» Exercise brief
Find every line in the records below that contains the word "春风不度玉门关", and copy each such line.

» Provided information
● ● ● ● ●

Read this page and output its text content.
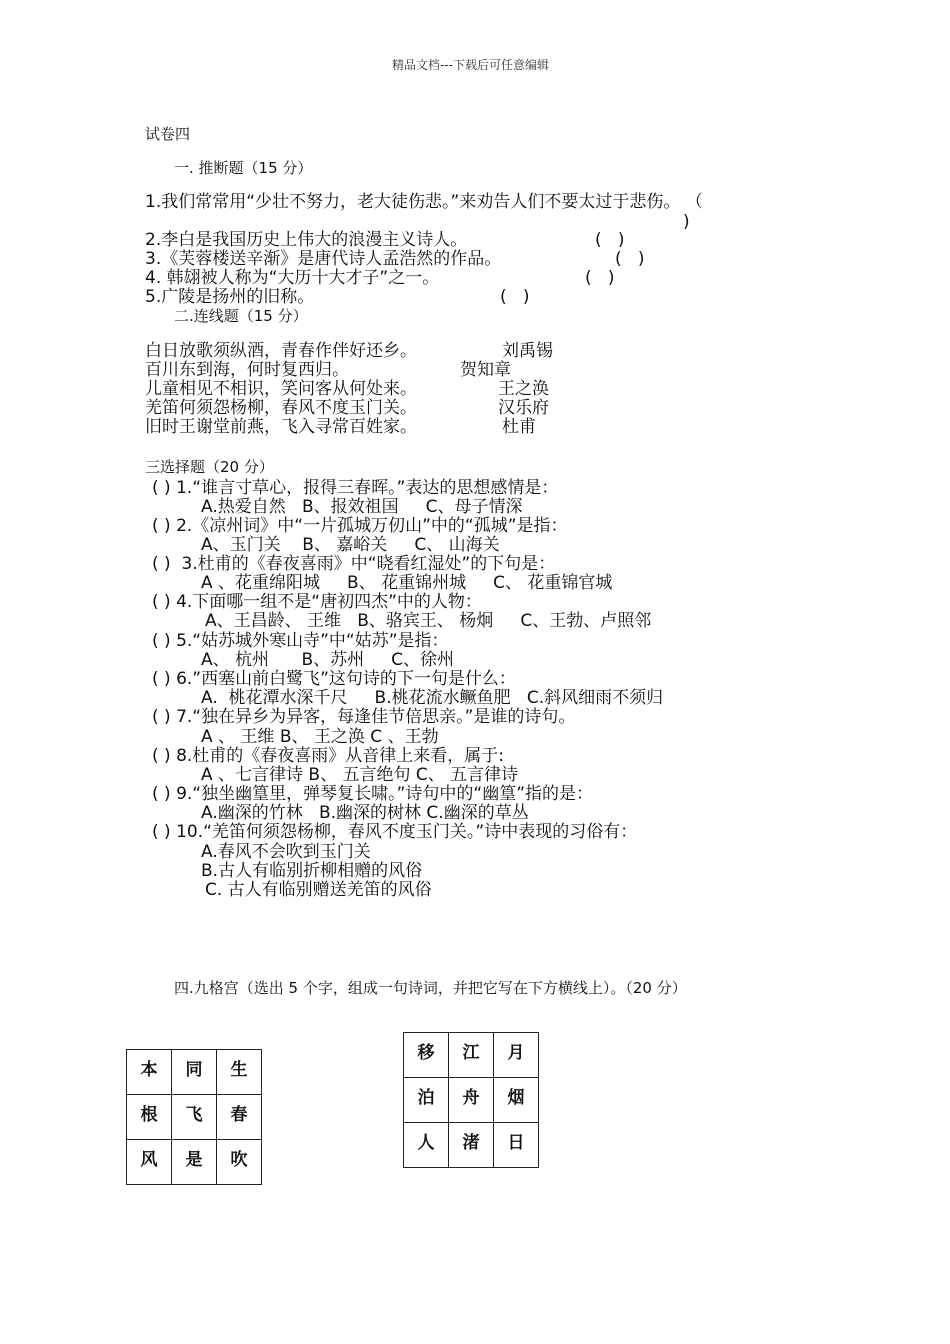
精品文档---下载后可任意编辑
试卷四
一. 推断题（15 分）
1.我们常常用“少壮不努力，老大徒伤悲。”来劝告人们不要太过于悲伤。 （
)
2.李白是我国历史上伟大的浪漫主义诗人。	(   )
3.《芙蓉楼送辛渐》是唐代诗人孟浩然的作品。	(   )
4. 韩翃被人称为“大历十大才子”之一。	(   )
5.广陵是扬州的旧称。	(   )
二.连线题（15 分）
白日放歌须纵酒，青春作伴好还乡。	刘禹锡
百川东到海，何时复西归。	贺知章
儿童相见不相识，笑问客从何处来。	王之涣
羌笛何须怨杨柳，春风不度玉门关。	汉乐府
旧时王谢堂前燕，飞入寻常百姓家。	杜甫
三选择题（20 分）
( ) 1.“谁言寸草心，报得三春晖。”表达的思想感情是：
A.热爱自然   B、报效祖国     C、母子情深
( ) 2.《凉州词》中“一片孤城万仞山”中的“孤城”是指：
A、玉门关    B、 嘉峪关     C、 山海关
( )  3.杜甫的《春夜喜雨》中“晓看红湿处”的下句是：
A 、花重绵阳城     B、 花重锦州城     C、 花重锦官城
( ) 4.下面哪一组不是“唐初四杰”中的人物：
A、王昌龄、 王维   B、骆宾王、 杨炯     C、王勃、卢照邻
( ) 5.“姑苏城外寒山寺”中“姑苏”是指：
A、 杭州      B、苏州     C、徐州
( ) 6.”西塞山前白鹭飞”这句诗的下一句是什么：
A.  桃花潭水深千尺     B.桃花流水鳜鱼肥   C.斜风细雨不须归
( ) 7.“独在异乡为异客，每逢佳节倍思亲。”是谁的诗句。
A 、 王维 B、 王之涣 C 、王勃
( ) 8.杜甫的《春夜喜雨》从音律上来看，属于:
A 、七言律诗 B、 五言绝句 C、 五言律诗
( ) 9.“独坐幽篁里，弹琴复长啸。”诗句中的“幽篁”指的是：
A.幽深的竹林   B.幽深的树林 C.幽深的草丛
( ) 10.“羌笛何须怨杨柳，春风不度玉门关。”诗中表现的习俗有：
A.春风不会吹到玉门关
B.古人有临别折柳相赠的风俗
C. 古人有临别赠送羌笛的风俗
四.九格宫（选出 5 个字，组成一句诗词，并把它写在下方横线上）。（20 分）
本	同	生

根	飞	春

风	是	吹
移	江	月

泊	舟	烟

人	渚	日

● ● ● ● ●

» Complete answer
羌笛何须怨杨柳，春风不度玉门关。	汉乐府
( ) 10.“羌笛何须怨杨柳，春风不度玉门关。”诗中表现的习俗有：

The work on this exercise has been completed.